━━━ Dataset content
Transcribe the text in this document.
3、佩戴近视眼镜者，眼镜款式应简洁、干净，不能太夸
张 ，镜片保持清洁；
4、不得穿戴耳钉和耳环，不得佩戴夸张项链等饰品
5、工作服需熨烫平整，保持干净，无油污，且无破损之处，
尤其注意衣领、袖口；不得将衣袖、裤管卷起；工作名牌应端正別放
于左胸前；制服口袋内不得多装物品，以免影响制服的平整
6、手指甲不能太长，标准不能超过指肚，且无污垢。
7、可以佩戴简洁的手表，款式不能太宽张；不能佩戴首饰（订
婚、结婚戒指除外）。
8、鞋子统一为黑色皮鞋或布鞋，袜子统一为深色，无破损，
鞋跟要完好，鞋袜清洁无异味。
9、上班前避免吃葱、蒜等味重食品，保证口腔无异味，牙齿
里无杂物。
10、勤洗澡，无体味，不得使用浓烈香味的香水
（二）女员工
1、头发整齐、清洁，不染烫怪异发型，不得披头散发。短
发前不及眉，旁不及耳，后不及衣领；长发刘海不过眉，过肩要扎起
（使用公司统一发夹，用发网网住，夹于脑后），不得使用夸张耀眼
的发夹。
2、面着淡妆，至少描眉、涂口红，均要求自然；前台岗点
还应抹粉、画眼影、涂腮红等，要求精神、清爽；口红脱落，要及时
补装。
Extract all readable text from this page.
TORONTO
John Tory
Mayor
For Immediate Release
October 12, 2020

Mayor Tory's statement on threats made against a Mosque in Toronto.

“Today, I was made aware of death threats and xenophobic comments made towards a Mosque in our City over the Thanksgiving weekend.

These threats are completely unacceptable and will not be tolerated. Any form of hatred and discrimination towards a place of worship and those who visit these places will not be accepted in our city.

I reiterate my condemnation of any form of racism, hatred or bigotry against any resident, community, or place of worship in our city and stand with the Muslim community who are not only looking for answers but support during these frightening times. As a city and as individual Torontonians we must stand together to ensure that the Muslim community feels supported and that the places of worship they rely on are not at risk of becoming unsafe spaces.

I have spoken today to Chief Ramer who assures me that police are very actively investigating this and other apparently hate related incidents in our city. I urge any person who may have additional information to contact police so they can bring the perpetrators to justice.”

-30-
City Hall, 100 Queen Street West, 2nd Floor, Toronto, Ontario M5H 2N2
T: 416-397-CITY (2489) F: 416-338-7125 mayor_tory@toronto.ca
━━━━━━
━━━ Dataset content
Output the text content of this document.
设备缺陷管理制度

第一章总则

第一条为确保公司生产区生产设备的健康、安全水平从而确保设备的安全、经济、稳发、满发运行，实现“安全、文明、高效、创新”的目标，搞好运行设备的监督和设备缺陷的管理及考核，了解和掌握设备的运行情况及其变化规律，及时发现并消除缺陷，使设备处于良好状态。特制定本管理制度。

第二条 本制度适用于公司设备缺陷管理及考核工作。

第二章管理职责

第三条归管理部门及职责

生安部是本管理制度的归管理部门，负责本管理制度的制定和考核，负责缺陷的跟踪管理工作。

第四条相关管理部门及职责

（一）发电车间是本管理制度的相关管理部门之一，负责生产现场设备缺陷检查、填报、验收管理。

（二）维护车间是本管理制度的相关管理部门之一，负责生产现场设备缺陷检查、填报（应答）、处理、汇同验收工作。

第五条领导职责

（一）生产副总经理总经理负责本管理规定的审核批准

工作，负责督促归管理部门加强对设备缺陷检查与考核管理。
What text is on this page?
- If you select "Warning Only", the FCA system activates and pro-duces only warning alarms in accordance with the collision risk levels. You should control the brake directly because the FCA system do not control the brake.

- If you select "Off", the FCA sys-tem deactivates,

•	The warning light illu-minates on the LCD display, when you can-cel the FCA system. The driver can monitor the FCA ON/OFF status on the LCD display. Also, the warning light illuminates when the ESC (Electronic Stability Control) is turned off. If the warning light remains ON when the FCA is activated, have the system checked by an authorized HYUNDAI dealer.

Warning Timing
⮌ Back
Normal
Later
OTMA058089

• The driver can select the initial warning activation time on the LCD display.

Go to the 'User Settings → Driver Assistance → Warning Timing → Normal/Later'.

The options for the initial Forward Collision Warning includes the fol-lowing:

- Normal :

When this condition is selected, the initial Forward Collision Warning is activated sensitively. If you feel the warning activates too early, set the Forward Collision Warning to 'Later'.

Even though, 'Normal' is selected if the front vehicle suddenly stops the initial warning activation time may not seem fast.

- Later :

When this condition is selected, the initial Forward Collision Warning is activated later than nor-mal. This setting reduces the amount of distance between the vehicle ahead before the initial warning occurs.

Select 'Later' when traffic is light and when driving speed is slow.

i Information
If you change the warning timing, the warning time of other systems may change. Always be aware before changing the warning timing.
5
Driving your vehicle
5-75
━━━━━━
━━━ Dataset content
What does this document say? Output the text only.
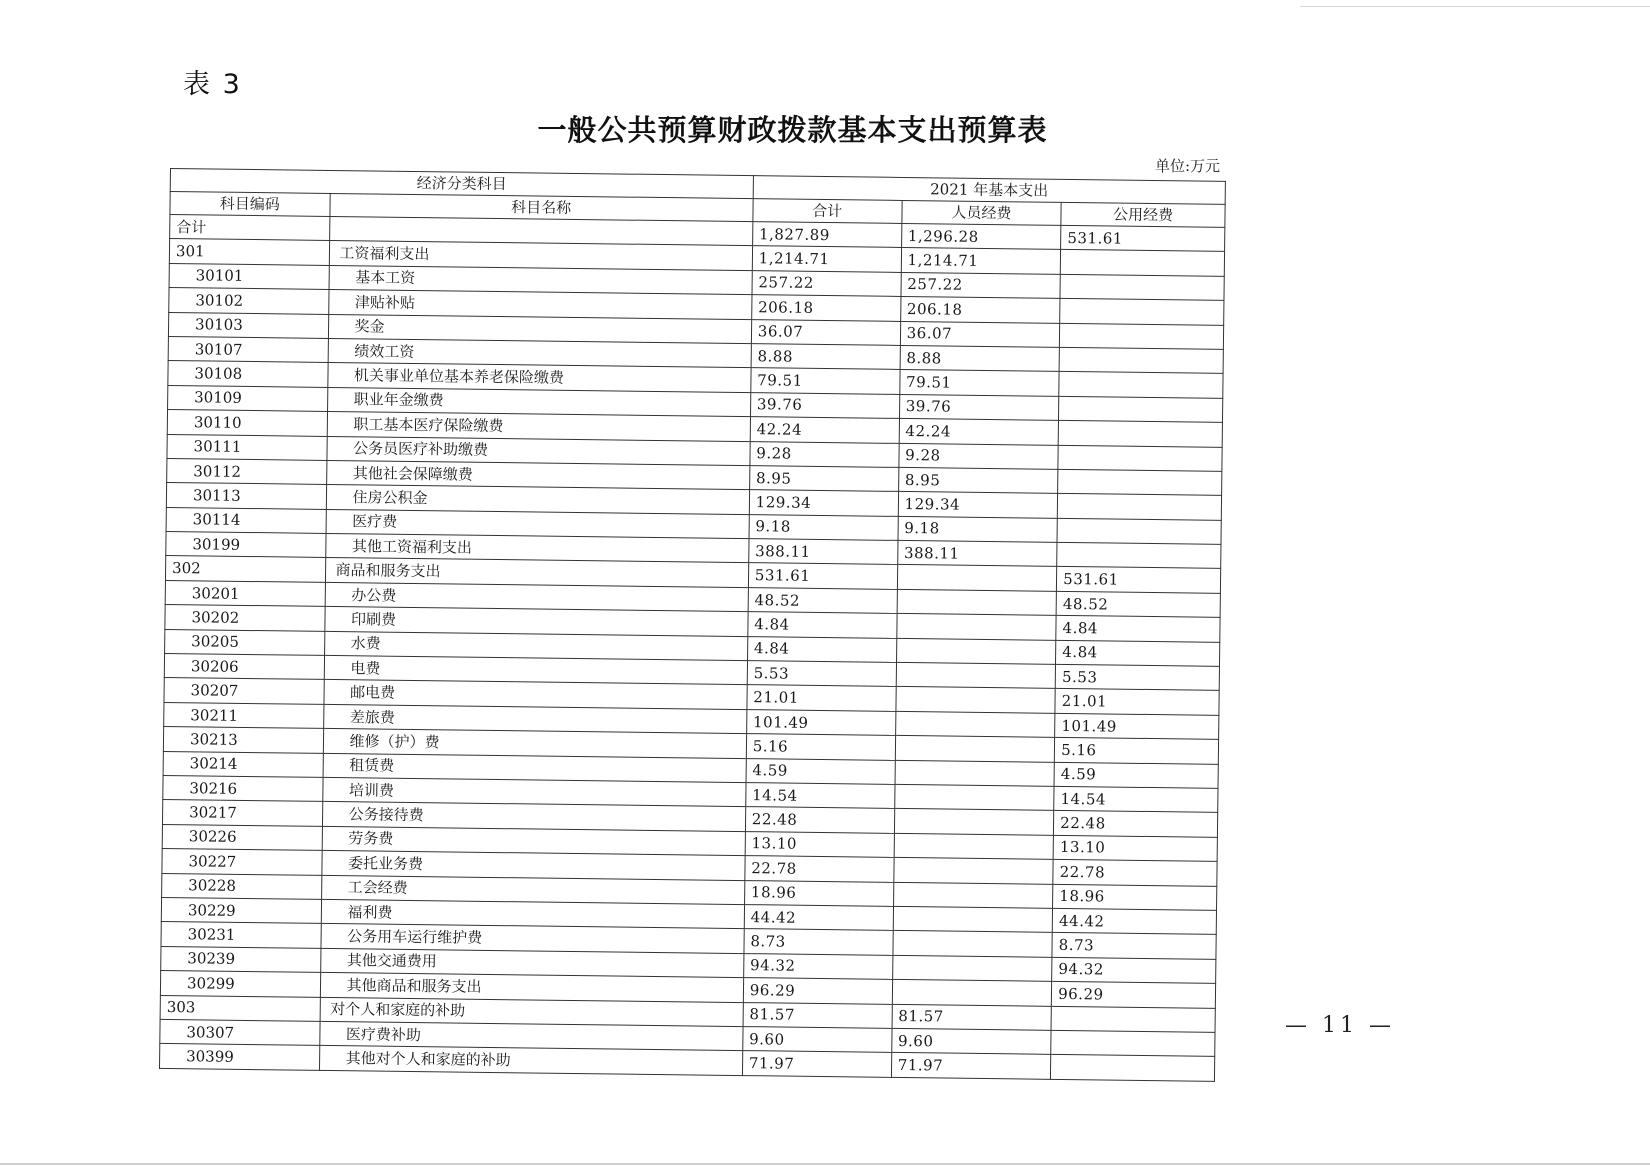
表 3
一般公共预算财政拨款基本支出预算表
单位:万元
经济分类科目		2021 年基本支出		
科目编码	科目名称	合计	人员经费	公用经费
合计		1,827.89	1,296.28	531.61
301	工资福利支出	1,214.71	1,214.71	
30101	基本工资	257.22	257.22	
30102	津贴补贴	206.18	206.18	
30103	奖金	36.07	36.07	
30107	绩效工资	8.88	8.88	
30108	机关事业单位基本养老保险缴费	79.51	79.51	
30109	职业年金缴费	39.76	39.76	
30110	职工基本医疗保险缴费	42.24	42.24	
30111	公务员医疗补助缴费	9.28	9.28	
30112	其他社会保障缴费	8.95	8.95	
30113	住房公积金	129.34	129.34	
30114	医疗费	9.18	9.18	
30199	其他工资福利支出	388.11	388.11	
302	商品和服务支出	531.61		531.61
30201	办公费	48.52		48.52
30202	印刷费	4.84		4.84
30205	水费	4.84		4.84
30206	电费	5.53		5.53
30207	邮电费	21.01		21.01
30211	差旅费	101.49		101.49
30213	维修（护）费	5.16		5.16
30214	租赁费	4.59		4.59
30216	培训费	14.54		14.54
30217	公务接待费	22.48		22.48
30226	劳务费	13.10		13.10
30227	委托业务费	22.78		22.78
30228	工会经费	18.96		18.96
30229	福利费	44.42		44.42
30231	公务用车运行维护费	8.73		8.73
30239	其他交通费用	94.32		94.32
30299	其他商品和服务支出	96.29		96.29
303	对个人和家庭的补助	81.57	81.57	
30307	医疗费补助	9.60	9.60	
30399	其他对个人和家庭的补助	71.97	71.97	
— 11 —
━━━━━━
#### Stated goal
Copy each line in the data that holds the word "activation".

#### Exercise response
• The driver can select the initial warning activation time on the LCD display.
Even though, 'Normal' is selected if the front vehicle suddenly stops the initial warning activation time may not seem fast.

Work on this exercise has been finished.